Goal:
Only lines holding the word "series" should be copied from the material.
>>
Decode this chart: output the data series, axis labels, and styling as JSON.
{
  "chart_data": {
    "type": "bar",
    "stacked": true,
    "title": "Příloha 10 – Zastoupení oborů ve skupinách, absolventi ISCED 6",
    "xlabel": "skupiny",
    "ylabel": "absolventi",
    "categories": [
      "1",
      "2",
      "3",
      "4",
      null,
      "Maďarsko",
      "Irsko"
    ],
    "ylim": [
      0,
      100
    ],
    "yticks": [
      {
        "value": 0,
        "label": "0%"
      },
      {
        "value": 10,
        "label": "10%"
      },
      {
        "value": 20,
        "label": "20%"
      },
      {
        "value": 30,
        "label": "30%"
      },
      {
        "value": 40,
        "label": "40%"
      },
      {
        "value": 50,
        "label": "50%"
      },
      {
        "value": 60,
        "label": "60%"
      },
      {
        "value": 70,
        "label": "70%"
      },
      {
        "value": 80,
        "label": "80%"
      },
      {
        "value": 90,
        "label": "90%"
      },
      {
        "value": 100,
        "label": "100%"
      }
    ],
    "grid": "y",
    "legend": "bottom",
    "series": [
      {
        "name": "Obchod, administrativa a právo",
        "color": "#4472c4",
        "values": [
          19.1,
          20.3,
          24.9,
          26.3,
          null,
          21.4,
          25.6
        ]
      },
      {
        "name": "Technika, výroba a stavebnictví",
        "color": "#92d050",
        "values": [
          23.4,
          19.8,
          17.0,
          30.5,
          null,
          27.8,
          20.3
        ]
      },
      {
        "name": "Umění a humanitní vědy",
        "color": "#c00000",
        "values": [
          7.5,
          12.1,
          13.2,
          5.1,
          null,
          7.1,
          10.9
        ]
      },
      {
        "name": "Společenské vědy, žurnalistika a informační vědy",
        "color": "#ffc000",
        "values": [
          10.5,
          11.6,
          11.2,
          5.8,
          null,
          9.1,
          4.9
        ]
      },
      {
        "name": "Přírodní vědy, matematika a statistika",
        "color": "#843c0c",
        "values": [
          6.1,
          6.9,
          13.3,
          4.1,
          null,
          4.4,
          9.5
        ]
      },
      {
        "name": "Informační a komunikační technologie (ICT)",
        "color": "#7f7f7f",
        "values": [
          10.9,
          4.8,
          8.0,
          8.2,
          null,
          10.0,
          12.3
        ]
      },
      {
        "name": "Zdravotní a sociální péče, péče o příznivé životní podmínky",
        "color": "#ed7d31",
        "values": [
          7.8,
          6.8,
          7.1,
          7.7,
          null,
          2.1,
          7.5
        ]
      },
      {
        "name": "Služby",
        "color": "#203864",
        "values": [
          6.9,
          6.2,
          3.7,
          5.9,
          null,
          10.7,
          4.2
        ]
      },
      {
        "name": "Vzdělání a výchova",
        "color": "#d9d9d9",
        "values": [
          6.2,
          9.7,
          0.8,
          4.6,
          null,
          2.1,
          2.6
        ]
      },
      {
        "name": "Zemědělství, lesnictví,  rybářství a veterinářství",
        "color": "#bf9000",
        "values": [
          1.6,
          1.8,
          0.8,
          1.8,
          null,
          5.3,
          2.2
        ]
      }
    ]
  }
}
<<
Solution below:
Decode this chart: output the data series, axis labels, and styling as JSON.
    "series": [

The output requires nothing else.